[Structured figure records]
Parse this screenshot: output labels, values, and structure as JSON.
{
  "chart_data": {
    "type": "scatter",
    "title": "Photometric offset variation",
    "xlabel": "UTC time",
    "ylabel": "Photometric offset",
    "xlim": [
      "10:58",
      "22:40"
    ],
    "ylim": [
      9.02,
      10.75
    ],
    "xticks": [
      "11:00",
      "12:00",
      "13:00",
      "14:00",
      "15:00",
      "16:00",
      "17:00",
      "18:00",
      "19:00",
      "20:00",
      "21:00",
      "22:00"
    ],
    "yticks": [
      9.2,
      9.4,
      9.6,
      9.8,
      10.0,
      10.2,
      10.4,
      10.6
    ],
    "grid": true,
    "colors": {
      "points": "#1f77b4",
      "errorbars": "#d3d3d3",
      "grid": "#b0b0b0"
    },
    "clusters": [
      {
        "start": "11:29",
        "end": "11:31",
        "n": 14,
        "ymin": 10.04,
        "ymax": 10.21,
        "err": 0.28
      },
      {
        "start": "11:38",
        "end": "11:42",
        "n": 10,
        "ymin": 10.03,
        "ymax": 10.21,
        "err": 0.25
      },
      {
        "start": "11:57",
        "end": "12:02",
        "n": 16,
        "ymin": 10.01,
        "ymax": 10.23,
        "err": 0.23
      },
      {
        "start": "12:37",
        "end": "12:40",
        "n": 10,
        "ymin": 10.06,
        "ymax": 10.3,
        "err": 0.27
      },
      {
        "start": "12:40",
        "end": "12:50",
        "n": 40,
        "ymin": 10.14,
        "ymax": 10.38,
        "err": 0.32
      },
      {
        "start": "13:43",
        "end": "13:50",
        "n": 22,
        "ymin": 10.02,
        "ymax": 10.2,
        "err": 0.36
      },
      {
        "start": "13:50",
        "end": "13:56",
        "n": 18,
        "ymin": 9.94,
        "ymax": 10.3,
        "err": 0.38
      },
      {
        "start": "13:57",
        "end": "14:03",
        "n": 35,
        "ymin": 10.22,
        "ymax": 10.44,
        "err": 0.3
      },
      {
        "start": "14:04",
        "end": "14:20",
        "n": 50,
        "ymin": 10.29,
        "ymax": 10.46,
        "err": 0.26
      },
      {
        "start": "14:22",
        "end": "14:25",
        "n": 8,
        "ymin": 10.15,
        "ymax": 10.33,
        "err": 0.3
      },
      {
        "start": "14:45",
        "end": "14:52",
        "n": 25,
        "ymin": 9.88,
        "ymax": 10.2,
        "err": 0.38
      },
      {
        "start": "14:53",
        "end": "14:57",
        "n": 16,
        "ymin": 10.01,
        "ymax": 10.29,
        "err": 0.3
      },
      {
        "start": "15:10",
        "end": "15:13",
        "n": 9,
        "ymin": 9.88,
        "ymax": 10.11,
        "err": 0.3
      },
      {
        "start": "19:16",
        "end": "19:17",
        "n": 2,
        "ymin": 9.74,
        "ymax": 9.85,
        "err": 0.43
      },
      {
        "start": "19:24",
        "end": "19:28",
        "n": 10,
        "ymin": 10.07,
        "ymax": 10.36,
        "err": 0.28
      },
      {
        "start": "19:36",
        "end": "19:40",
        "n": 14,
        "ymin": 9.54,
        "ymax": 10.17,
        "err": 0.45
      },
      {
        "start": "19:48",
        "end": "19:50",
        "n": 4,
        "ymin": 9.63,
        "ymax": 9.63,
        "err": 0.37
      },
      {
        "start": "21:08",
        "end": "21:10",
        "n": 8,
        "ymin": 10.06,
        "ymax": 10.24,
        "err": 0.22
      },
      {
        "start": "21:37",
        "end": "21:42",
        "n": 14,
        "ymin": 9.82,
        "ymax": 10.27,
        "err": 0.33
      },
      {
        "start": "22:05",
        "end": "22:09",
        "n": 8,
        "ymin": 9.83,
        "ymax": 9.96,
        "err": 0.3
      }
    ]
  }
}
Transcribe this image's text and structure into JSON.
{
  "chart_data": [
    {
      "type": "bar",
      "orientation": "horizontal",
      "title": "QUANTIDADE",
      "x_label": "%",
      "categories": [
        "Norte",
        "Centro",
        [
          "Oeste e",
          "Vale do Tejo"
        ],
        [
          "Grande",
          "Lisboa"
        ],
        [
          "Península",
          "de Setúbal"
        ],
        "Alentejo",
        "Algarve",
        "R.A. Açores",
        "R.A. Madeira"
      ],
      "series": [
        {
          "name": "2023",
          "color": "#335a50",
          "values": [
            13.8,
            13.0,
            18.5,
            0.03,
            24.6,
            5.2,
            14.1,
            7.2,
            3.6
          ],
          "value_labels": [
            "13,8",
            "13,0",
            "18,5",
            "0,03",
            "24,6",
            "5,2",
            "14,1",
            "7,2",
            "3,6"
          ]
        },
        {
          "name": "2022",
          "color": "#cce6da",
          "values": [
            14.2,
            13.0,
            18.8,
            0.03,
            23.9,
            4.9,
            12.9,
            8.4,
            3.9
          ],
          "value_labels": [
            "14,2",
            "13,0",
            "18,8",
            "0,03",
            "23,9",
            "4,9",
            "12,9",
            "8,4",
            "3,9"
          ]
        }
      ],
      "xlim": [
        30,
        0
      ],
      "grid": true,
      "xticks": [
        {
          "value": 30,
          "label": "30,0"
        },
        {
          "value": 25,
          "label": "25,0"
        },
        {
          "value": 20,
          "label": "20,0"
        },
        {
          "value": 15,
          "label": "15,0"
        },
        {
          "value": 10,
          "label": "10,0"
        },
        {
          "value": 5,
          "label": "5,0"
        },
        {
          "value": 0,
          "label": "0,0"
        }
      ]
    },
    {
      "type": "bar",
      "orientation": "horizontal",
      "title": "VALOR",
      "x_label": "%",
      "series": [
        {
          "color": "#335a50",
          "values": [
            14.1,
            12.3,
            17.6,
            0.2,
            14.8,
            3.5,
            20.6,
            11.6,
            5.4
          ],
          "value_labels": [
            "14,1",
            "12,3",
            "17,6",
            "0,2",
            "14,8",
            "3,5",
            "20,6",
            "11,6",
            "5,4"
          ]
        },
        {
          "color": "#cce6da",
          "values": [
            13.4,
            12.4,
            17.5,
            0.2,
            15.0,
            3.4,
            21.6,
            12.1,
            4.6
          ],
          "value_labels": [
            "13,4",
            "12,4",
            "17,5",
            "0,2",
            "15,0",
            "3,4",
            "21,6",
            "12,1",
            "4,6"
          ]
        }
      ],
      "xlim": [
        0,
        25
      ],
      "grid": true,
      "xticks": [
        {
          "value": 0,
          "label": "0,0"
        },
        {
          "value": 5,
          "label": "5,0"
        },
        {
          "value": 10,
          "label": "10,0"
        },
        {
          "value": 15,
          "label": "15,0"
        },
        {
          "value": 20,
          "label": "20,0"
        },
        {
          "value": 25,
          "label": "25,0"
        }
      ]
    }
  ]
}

PROBLEM DESCRIPTION — Where a line in the material contains "title", copy that line.

WRITTEN RESPONSE —
    "title": "Photometric offset variation",
      "title": "QUANTIDADE",
      "title": "VALOR",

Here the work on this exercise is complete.